- [What is needed]: Exactly reproduce each line of the listing that follows.

****

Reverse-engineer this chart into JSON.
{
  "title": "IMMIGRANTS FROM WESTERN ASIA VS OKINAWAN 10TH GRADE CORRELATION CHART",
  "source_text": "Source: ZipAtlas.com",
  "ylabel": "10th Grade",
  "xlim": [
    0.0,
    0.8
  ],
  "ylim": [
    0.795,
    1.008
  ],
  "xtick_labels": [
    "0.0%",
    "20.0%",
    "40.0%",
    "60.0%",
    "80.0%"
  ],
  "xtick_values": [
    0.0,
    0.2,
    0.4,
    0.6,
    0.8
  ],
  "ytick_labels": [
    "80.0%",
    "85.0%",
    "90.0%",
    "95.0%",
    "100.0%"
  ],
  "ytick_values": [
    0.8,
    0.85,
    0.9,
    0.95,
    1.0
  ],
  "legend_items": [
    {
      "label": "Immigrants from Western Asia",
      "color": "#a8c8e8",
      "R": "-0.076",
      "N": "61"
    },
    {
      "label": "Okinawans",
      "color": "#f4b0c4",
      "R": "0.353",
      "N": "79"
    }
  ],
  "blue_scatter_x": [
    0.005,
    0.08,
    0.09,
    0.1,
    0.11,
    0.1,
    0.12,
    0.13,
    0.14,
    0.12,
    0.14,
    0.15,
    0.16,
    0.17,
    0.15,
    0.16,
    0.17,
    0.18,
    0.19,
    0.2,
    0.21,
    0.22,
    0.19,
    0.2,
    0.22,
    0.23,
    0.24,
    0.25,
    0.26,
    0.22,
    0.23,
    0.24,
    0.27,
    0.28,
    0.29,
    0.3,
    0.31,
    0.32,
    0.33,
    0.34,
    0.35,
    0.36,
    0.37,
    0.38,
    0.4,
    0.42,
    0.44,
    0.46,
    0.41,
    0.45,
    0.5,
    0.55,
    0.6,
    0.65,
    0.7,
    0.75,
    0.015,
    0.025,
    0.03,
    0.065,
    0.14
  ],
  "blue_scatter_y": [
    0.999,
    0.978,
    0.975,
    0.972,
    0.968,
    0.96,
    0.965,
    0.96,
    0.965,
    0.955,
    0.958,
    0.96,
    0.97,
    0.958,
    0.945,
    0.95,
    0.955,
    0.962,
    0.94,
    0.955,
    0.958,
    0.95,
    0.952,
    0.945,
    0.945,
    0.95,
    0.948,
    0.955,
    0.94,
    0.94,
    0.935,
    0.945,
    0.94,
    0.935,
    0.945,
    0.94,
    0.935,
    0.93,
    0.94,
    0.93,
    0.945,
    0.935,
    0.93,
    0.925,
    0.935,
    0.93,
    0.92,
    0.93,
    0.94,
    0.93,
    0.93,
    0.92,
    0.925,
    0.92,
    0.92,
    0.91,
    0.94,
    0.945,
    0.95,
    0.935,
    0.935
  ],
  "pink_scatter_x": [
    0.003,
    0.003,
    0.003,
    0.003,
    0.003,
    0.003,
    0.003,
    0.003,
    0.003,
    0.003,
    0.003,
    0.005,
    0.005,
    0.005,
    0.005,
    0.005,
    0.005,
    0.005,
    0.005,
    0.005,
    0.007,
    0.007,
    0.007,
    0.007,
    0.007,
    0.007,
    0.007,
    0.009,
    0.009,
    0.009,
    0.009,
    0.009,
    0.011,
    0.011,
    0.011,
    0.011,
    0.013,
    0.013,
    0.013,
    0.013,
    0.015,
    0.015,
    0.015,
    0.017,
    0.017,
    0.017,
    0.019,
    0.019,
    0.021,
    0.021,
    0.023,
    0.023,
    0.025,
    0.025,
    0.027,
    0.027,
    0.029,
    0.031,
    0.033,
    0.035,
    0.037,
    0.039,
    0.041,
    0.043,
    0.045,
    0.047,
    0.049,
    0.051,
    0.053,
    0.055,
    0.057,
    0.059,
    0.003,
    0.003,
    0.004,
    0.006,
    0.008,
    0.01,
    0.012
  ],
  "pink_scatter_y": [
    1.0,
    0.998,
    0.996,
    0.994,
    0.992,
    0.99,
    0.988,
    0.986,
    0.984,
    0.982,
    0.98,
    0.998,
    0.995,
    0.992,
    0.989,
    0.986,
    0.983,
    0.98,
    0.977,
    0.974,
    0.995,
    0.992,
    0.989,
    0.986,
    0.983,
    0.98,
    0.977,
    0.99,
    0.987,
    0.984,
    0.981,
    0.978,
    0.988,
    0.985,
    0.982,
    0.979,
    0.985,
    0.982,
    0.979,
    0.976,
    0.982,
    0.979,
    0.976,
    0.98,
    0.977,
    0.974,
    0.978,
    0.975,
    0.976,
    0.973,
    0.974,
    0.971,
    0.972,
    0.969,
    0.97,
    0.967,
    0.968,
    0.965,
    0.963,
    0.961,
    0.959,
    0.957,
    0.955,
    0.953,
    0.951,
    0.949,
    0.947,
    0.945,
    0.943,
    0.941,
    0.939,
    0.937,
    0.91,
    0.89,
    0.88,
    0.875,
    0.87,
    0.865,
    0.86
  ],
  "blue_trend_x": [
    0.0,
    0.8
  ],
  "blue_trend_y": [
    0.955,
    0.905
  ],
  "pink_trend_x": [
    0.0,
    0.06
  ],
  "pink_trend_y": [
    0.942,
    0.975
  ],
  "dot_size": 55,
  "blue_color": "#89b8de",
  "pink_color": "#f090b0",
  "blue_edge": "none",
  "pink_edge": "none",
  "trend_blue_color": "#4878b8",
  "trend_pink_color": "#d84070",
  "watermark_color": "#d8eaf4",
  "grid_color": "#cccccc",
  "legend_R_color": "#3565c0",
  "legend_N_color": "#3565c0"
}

****

- [Worked answer]:
Reverse-engineer this chart into JSON.
{
  "title": "IMMIGRANTS FROM WESTERN ASIA VS OKINAWAN 10TH GRADE CORRELATION CHART",
  "source_text": "Source: ZipAtlas.com",
  "ylabel": "10th Grade",
  "xlim": [
    0.0,
    0.8
  ],
  "ylim": [
    0.795,
    1.008
  ],
  "xtick_labels": [
    "0.0%",
    "20.0%",
    "40.0%",
    "60.0%",
    "80.0%"
  ],
  "xtick_values": [
    0.0,
    0.2,
    0.4,
    0.6,
    0.8
  ],
  "ytick_labels": [
    "80.0%",
    "85.0%",
    "90.0%",
    "95.0%",
    "100.0%"
  ],
  "ytick_values": [
    0.8,
    0.85,
    0.9,
    0.95,
    1.0
  ],
  "legend_items": [
    {
      "label": "Immigrants from Western Asia",
      "color": "#a8c8e8",
      "R": "-0.076",
      "N": "61"
    },
    {
      "label": "Okinawans",
      "color": "#f4b0c4",
      "R": "0.353",
      "N": "79"
    }
  ],
  "blue_scatter_x": [
    0.005,
    0.08,
    0.09,
    0.1,
    0.11,
    0.1,
    0.12,
    0.13,
    0.14,
    0.12,
    0.14,
    0.15,
    0.16,
    0.17,
    0.15,
    0.16,
    0.17,
    0.18,
    0.19,
    0.2,
    0.21,
    0.22,
    0.19,
    0.2,
    0.22,
    0.23,
    0.24,
    0.25,
    0.26,
    0.22,
    0.23,
    0.24,
    0.27,
    0.28,
    0.29,
    0.3,
    0.31,
    0.32,
    0.33,
    0.34,
    0.35,
    0.36,
    0.37,
    0.38,
    0.4,
    0.42,
    0.44,
    0.46,
    0.41,
    0.45,
    0.5,
    0.55,
    0.6,
    0.65,
    0.7,
    0.75,
    0.015,
    0.025,
    0.03,
    0.065,
    0.14
  ],
  "blue_scatter_y": [
    0.999,
    0.978,
    0.975,
    0.972,
    0.968,
    0.96,
    0.965,
    0.96,
    0.965,
    0.955,
    0.958,
    0.96,
    0.97,
    0.958,
    0.945,
    0.95,
    0.955,
    0.962,
    0.94,
    0.955,
    0.958,
    0.95,
    0.952,
    0.945,
    0.945,
    0.95,
    0.948,
    0.955,
    0.94,
    0.94,
    0.935,
    0.945,
    0.94,
    0.935,
    0.945,
    0.94,
    0.935,
    0.93,
    0.94,
    0.93,
    0.945,
    0.935,
    0.93,
    0.925,
    0.935,
    0.93,
    0.92,
    0.93,
    0.94,
    0.93,
    0.93,
    0.92,
    0.925,
    0.92,
    0.92,
    0.91,
    0.94,
    0.945,
    0.95,
    0.935,
    0.935
  ],
  "pink_scatter_x": [
    0.003,
    0.003,
    0.003,
    0.003,
    0.003,
    0.003,
    0.003,
    0.003,
    0.003,
    0.003,
    0.003,
    0.005,
    0.005,
    0.005,
    0.005,
    0.005,
    0.005,
    0.005,
    0.005,
    0.005,
    0.007,
    0.007,
    0.007,
    0.007,
    0.007,
    0.007,
    0.007,
    0.009,
    0.009,
    0.009,
    0.009,
    0.009,
    0.011,
    0.011,
    0.011,
    0.011,
    0.013,
    0.013,
    0.013,
    0.013,
    0.015,
    0.015,
    0.015,
    0.017,
    0.017,
    0.017,
    0.019,
    0.019,
    0.021,
    0.021,
    0.023,
    0.023,
    0.025,
    0.025,
    0.027,
    0.027,
    0.029,
    0.031,
    0.033,
    0.035,
    0.037,
    0.039,
    0.041,
    0.043,
    0.045,
    0.047,
    0.049,
    0.051,
    0.053,
    0.055,
    0.057,
    0.059,
    0.003,
    0.003,
    0.004,
    0.006,
    0.008,
    0.01,
    0.012
  ],
  "pink_scatter_y": [
    1.0,
    0.998,
    0.996,
    0.994,
    0.992,
    0.99,
    0.988,
    0.986,
    0.984,
    0.982,
    0.98,
    0.998,
    0.995,
    0.992,
    0.989,
    0.986,
    0.983,
    0.98,
    0.977,
    0.974,
    0.995,
    0.992,
    0.989,
    0.986,
    0.983,
    0.98,
    0.977,
    0.99,
    0.987,
    0.984,
    0.981,
    0.978,
    0.988,
    0.985,
    0.982,
    0.979,
    0.985,
    0.982,
    0.979,
    0.976,
    0.982,
    0.979,
    0.976,
    0.98,
    0.977,
    0.974,
    0.978,
    0.975,
    0.976,
    0.973,
    0.974,
    0.971,
    0.972,
    0.969,
    0.97,
    0.967,
    0.968,
    0.965,
    0.963,
    0.961,
    0.959,
    0.957,
    0.955,
    0.953,
    0.951,
    0.949,
    0.947,
    0.945,
    0.943,
    0.941,
    0.939,
    0.937,
    0.91,
    0.89,
    0.88,
    0.875,
    0.87,
    0.865,
    0.86
  ],
  "blue_trend_x": [
    0.0,
    0.8
  ],
  "blue_trend_y": [
    0.955,
    0.905
  ],
  "pink_trend_x": [
    0.0,
    0.06
  ],
  "pink_trend_y": [
    0.942,
    0.975
  ],
  "dot_size": 55,
  "blue_color": "#89b8de",
  "pink_color": "#f090b0",
  "blue_edge": "none",
  "pink_edge": "none",
  "trend_blue_color": "#4878b8",
  "trend_pink_color": "#d84070",
  "watermark_color": "#d8eaf4",
  "grid_color": "#cccccc",
  "legend_R_color": "#3565c0",
  "legend_N_color": "#3565c0"
}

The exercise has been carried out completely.